▶ **Goal**: Below are records to repeat exactly. Omit the pictures from the copy.

▶ **Dataset excerpts**:
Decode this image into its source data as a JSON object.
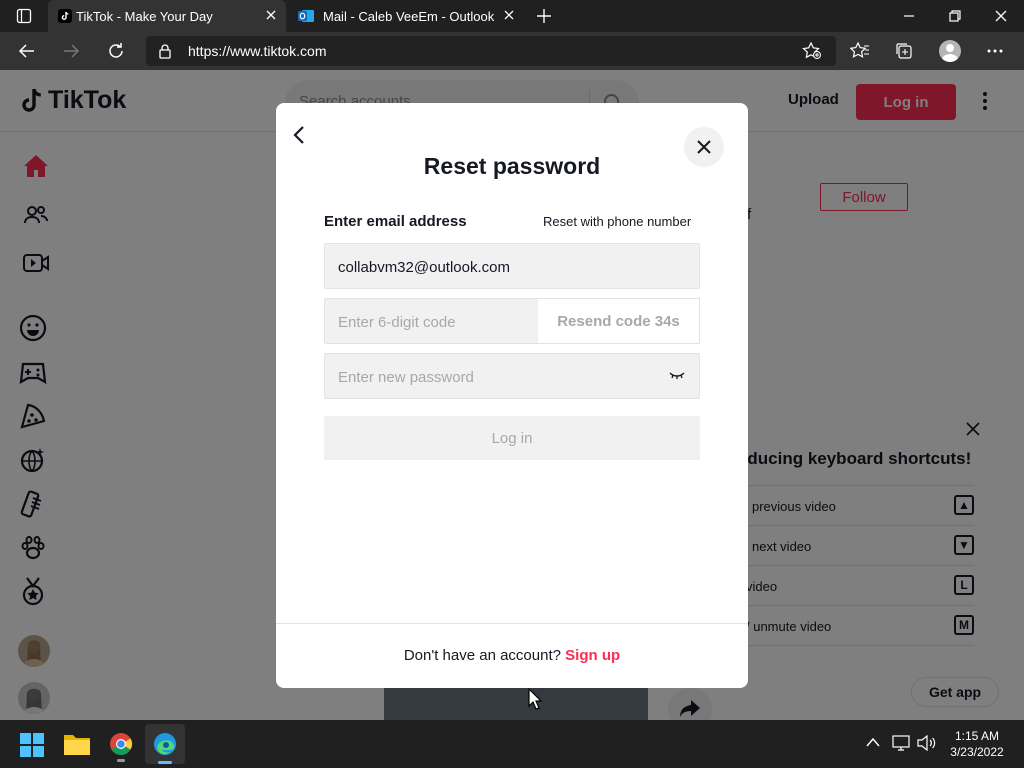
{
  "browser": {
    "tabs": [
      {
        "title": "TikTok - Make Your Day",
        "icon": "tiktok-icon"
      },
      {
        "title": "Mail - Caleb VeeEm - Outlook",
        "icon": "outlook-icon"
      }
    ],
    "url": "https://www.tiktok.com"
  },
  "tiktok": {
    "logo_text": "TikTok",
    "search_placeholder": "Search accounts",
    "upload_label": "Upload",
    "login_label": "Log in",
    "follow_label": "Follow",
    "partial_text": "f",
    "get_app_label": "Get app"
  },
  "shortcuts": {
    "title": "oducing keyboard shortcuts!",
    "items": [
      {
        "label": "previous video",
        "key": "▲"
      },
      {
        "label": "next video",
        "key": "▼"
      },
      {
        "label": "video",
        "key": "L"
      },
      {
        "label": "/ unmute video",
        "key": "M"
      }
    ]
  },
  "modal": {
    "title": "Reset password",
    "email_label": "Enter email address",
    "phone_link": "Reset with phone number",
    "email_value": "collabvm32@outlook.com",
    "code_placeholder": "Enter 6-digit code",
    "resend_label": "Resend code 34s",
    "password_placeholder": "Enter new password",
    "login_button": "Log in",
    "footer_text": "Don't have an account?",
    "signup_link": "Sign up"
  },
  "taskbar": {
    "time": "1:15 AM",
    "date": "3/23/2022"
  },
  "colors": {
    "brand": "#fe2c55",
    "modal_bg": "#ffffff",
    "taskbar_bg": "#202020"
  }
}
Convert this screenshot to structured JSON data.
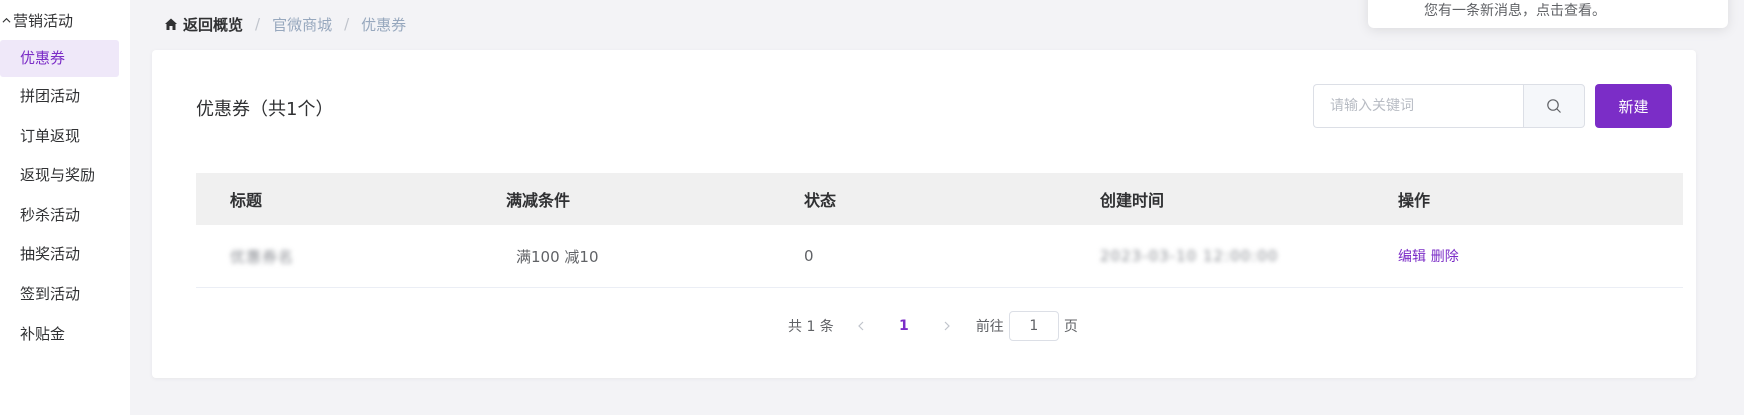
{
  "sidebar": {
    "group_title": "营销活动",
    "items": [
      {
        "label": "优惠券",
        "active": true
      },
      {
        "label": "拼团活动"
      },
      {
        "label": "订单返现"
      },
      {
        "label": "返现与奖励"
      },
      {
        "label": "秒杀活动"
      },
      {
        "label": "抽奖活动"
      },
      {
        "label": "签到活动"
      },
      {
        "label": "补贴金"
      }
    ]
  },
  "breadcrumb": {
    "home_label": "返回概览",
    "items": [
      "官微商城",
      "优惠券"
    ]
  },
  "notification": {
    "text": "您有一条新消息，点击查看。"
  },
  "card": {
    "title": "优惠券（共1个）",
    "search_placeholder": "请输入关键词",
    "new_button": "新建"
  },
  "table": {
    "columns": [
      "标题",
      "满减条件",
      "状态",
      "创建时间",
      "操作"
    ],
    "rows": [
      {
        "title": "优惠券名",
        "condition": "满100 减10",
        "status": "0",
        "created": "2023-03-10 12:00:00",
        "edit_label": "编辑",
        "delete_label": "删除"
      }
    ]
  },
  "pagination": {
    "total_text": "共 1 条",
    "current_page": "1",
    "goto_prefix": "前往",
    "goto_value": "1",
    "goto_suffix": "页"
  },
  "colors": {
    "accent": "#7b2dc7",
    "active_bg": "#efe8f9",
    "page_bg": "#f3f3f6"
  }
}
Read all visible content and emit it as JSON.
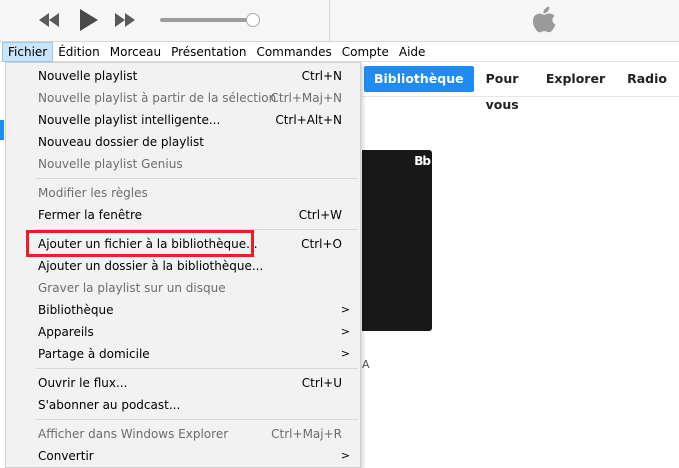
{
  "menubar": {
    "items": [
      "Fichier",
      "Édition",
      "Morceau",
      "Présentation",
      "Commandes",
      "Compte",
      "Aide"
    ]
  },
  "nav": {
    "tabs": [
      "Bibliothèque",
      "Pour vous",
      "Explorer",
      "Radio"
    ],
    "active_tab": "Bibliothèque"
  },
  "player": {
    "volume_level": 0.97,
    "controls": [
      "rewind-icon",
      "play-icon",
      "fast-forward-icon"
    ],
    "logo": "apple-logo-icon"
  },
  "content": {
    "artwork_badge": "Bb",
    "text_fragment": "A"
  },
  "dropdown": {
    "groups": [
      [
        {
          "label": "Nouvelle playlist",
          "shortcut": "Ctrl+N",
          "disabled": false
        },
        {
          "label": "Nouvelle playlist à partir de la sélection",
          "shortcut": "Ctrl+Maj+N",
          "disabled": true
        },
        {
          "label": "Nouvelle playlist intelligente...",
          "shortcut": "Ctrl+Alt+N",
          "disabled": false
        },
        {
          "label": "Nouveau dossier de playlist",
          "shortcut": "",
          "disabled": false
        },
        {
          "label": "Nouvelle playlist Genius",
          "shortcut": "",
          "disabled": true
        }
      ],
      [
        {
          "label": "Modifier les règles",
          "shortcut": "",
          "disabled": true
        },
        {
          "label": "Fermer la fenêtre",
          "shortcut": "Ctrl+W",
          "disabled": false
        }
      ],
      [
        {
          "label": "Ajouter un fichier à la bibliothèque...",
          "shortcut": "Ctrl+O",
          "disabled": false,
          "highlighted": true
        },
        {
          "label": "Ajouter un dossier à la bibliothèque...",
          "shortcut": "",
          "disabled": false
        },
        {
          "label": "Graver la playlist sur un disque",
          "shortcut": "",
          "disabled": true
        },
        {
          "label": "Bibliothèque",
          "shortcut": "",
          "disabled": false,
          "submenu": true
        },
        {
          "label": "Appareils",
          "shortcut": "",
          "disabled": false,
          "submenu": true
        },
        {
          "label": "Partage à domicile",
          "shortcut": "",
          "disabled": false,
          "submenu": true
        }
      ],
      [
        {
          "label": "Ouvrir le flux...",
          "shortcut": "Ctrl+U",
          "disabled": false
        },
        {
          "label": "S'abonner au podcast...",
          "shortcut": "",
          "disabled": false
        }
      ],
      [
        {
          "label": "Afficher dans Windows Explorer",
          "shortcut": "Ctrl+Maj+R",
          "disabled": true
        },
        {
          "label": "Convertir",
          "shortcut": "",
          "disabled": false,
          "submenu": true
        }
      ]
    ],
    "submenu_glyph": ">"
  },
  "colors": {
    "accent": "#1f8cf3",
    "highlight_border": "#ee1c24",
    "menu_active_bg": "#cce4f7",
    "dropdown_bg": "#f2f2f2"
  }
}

▶ **Response to the task**:
Decode this image into its source data as a JSON object.
{
  "browser": {
    "tabs": [
      {
        "title": "TikTok - Make Your Day",
        "icon": "tiktok-icon"
      },
      {
        "title": "Mail - Caleb VeeEm - Outlook",
        "icon": "outlook-icon"
      }
    ],
    "url": "https://www.tiktok.com"
  },
  "tiktok": {
    "logo_text": "TikTok",
    "search_placeholder": "Search accounts",
    "upload_label": "Upload",
    "login_label": "Log in",
    "follow_label": "Follow",
    "partial_text": "f",
    "get_app_label": "Get app"
  },
  "shortcuts": {
    "title": "oducing keyboard shortcuts!",
    "items": [
      {
        "label": "previous video",
        "key": "▲"
      },
      {
        "label": "next video",
        "key": "▼"
      },
      {
        "label": "video",
        "key": "L"
      },
      {
        "label": "/ unmute video",
        "key": "M"
      }
    ]
  },
  "modal": {
    "title": "Reset password",
    "email_label": "Enter email address",
    "phone_link": "Reset with phone number",
    "email_value": "collabvm32@outlook.com",
    "code_placeholder": "Enter 6-digit code",
    "resend_label": "Resend code 34s",
    "password_placeholder": "Enter new password",
    "login_button": "Log in",
    "footer_text": "Don't have an account?",
    "signup_link": "Sign up"
  },
  "taskbar": {
    "time": "1:15 AM",
    "date": "3/23/2022"
  },
  "colors": {
    "brand": "#fe2c55",
    "modal_bg": "#ffffff",
    "taskbar_bg": "#202020"
  }
}
Convert this screenshot to structured JSON data.
{
  "sidebar": {
    "group_title": "营销活动",
    "items": [
      {
        "label": "优惠券",
        "active": true
      },
      {
        "label": "拼团活动"
      },
      {
        "label": "订单返现"
      },
      {
        "label": "返现与奖励"
      },
      {
        "label": "秒杀活动"
      },
      {
        "label": "抽奖活动"
      },
      {
        "label": "签到活动"
      },
      {
        "label": "补贴金"
      }
    ]
  },
  "breadcrumb": {
    "home_label": "返回概览",
    "items": [
      "官微商城",
      "优惠券"
    ]
  },
  "notification": {
    "text": "您有一条新消息，点击查看。"
  },
  "card": {
    "title": "优惠券（共1个）",
    "search_placeholder": "请输入关键词",
    "new_button": "新建"
  },
  "table": {
    "columns": [
      "标题",
      "满减条件",
      "状态",
      "创建时间",
      "操作"
    ],
    "rows": [
      {
        "title": "优惠券名",
        "condition": "满100 减10",
        "status": "0",
        "created": "2023-03-10 12:00:00",
        "edit_label": "编辑",
        "delete_label": "删除"
      }
    ]
  },
  "pagination": {
    "total_text": "共 1 条",
    "current_page": "1",
    "goto_prefix": "前往",
    "goto_value": "1",
    "goto_suffix": "页"
  },
  "colors": {
    "accent": "#7b2dc7",
    "active_bg": "#efe8f9",
    "page_bg": "#f3f3f6"
  }
}
Read all visible content and emit it as JSON.
{
  "menubar": {
    "items": [
      "Fichier",
      "Édition",
      "Morceau",
      "Présentation",
      "Commandes",
      "Compte",
      "Aide"
    ]
  },
  "nav": {
    "tabs": [
      "Bibliothèque",
      "Pour vous",
      "Explorer",
      "Radio"
    ],
    "active_tab": "Bibliothèque"
  },
  "player": {
    "volume_level": 0.97,
    "controls": [
      "rewind-icon",
      "play-icon",
      "fast-forward-icon"
    ],
    "logo": "apple-logo-icon"
  },
  "content": {
    "artwork_badge": "Bb",
    "text_fragment": "A"
  },
  "dropdown": {
    "groups": [
      [
        {
          "label": "Nouvelle playlist",
          "shortcut": "Ctrl+N",
          "disabled": false
        },
        {
          "label": "Nouvelle playlist à partir de la sélection",
          "shortcut": "Ctrl+Maj+N",
          "disabled": true
        },
        {
          "label": "Nouvelle playlist intelligente...",
          "shortcut": "Ctrl+Alt+N",
          "disabled": false
        },
        {
          "label": "Nouveau dossier de playlist",
          "shortcut": "",
          "disabled": false
        },
        {
          "label": "Nouvelle playlist Genius",
          "shortcut": "",
          "disabled": true
        }
      ],
      [
        {
          "label": "Modifier les règles",
          "shortcut": "",
          "disabled": true
        },
        {
          "label": "Fermer la fenêtre",
          "shortcut": "Ctrl+W",
          "disabled": false
        }
      ],
      [
        {
          "label": "Ajouter un fichier à la bibliothèque...",
          "shortcut": "Ctrl+O",
          "disabled": false,
          "highlighted": true
        },
        {
          "label": "Ajouter un dossier à la bibliothèque...",
          "shortcut": "",
          "disabled": false
        },
        {
          "label": "Graver la playlist sur un disque",
          "shortcut": "",
          "disabled": true
        },
        {
          "label": "Bibliothèque",
          "shortcut": "",
          "disabled": false,
          "submenu": true
        },
        {
          "label": "Appareils",
          "shortcut": "",
          "disabled": false,
          "submenu": true
        },
        {
          "label": "Partage à domicile",
          "shortcut": "",
          "disabled": false,
          "submenu": true
        }
      ],
      [
        {
          "label": "Ouvrir le flux...",
          "shortcut": "Ctrl+U",
          "disabled": false
        },
        {
          "label": "S'abonner au podcast...",
          "shortcut": "",
          "disabled": false
        }
      ],
      [
        {
          "label": "Afficher dans Windows Explorer",
          "shortcut": "Ctrl+Maj+R",
          "disabled": true
        },
        {
          "label": "Convertir",
          "shortcut": "",
          "disabled": false,
          "submenu": true
        }
      ]
    ],
    "submenu_glyph": ">"
  },
  "colors": {
    "accent": "#1f8cf3",
    "highlight_border": "#ee1c24",
    "menu_active_bg": "#cce4f7",
    "dropdown_bg": "#f2f2f2"
  }
}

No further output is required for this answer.